[start of Material shown]
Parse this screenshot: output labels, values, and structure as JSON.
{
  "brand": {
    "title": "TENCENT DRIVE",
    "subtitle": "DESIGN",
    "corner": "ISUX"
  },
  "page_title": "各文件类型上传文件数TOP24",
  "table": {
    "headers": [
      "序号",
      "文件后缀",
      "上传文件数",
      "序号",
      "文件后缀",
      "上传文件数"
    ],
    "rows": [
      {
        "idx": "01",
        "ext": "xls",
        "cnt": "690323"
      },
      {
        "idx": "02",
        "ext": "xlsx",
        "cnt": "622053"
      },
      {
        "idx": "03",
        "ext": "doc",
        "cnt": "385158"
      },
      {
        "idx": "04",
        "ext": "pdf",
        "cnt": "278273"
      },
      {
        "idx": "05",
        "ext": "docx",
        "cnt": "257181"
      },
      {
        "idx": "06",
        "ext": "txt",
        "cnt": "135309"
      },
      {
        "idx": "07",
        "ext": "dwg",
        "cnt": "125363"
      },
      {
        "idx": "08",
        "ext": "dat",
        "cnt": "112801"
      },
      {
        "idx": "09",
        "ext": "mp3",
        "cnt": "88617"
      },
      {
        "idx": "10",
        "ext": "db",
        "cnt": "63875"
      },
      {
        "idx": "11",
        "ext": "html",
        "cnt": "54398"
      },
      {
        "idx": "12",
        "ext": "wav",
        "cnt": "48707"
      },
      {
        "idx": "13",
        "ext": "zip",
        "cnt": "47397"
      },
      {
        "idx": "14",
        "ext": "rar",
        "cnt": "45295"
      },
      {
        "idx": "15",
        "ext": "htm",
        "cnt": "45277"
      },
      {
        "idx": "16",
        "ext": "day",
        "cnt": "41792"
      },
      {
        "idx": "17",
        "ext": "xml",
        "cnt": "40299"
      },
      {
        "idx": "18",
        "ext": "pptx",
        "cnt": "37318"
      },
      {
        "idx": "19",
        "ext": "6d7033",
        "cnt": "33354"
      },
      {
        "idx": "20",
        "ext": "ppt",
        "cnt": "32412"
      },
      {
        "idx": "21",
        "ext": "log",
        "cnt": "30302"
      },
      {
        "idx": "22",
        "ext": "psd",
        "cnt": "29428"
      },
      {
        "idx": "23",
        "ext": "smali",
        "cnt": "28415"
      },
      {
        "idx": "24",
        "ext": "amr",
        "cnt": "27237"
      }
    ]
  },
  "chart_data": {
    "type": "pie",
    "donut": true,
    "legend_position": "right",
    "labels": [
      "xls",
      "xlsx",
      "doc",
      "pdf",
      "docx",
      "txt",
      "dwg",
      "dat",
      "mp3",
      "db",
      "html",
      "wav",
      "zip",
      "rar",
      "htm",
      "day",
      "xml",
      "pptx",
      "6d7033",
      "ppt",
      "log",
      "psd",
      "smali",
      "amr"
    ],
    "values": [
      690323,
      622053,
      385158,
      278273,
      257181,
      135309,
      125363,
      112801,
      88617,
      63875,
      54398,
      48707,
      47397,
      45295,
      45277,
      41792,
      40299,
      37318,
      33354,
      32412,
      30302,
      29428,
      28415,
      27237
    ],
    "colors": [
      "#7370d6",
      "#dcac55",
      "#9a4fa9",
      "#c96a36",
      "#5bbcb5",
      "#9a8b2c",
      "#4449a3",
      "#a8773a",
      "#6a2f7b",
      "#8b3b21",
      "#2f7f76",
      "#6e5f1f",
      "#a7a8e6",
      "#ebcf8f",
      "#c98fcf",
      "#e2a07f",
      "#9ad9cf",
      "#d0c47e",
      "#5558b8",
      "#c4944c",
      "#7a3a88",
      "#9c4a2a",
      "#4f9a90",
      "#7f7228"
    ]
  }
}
[end of Material shown]
Every entry in the listing must be retyped exactly.

> _Solution to this problem_
Parse this screenshot: output labels, values, and structure as JSON.
{
  "brand": {
    "title": "TENCENT DRIVE",
    "subtitle": "DESIGN",
    "corner": "ISUX"
  },
  "page_title": "各文件类型上传文件数TOP24",
  "table": {
    "headers": [
      "序号",
      "文件后缀",
      "上传文件数",
      "序号",
      "文件后缀",
      "上传文件数"
    ],
    "rows": [
      {
        "idx": "01",
        "ext": "xls",
        "cnt": "690323"
      },
      {
        "idx": "02",
        "ext": "xlsx",
        "cnt": "622053"
      },
      {
        "idx": "03",
        "ext": "doc",
        "cnt": "385158"
      },
      {
        "idx": "04",
        "ext": "pdf",
        "cnt": "278273"
      },
      {
        "idx": "05",
        "ext": "docx",
        "cnt": "257181"
      },
      {
        "idx": "06",
        "ext": "txt",
        "cnt": "135309"
      },
      {
        "idx": "07",
        "ext": "dwg",
        "cnt": "125363"
      },
      {
        "idx": "08",
        "ext": "dat",
        "cnt": "112801"
      },
      {
        "idx": "09",
        "ext": "mp3",
        "cnt": "88617"
      },
      {
        "idx": "10",
        "ext": "db",
        "cnt": "63875"
      },
      {
        "idx": "11",
        "ext": "html",
        "cnt": "54398"
      },
      {
        "idx": "12",
        "ext": "wav",
        "cnt": "48707"
      },
      {
        "idx": "13",
        "ext": "zip",
        "cnt": "47397"
      },
      {
        "idx": "14",
        "ext": "rar",
        "cnt": "45295"
      },
      {
        "idx": "15",
        "ext": "htm",
        "cnt": "45277"
      },
      {
        "idx": "16",
        "ext": "day",
        "cnt": "41792"
      },
      {
        "idx": "17",
        "ext": "xml",
        "cnt": "40299"
      },
      {
        "idx": "18",
        "ext": "pptx",
        "cnt": "37318"
      },
      {
        "idx": "19",
        "ext": "6d7033",
        "cnt": "33354"
      },
      {
        "idx": "20",
        "ext": "ppt",
        "cnt": "32412"
      },
      {
        "idx": "21",
        "ext": "log",
        "cnt": "30302"
      },
      {
        "idx": "22",
        "ext": "psd",
        "cnt": "29428"
      },
      {
        "idx": "23",
        "ext": "smali",
        "cnt": "28415"
      },
      {
        "idx": "24",
        "ext": "amr",
        "cnt": "27237"
      }
    ]
  },
  "chart_data": {
    "type": "pie",
    "donut": true,
    "legend_position": "right",
    "labels": [
      "xls",
      "xlsx",
      "doc",
      "pdf",
      "docx",
      "txt",
      "dwg",
      "dat",
      "mp3",
      "db",
      "html",
      "wav",
      "zip",
      "rar",
      "htm",
      "day",
      "xml",
      "pptx",
      "6d7033",
      "ppt",
      "log",
      "psd",
      "smali",
      "amr"
    ],
    "values": [
      690323,
      622053,
      385158,
      278273,
      257181,
      135309,
      125363,
      112801,
      88617,
      63875,
      54398,
      48707,
      47397,
      45295,
      45277,
      41792,
      40299,
      37318,
      33354,
      32412,
      30302,
      29428,
      28415,
      27237
    ],
    "colors": [
      "#7370d6",
      "#dcac55",
      "#9a4fa9",
      "#c96a36",
      "#5bbcb5",
      "#9a8b2c",
      "#4449a3",
      "#a8773a",
      "#6a2f7b",
      "#8b3b21",
      "#2f7f76",
      "#6e5f1f",
      "#a7a8e6",
      "#ebcf8f",
      "#c98fcf",
      "#e2a07f",
      "#9ad9cf",
      "#d0c47e",
      "#5558b8",
      "#c4944c",
      "#7a3a88",
      "#9c4a2a",
      "#4f9a90",
      "#7f7228"
    ]
  }
}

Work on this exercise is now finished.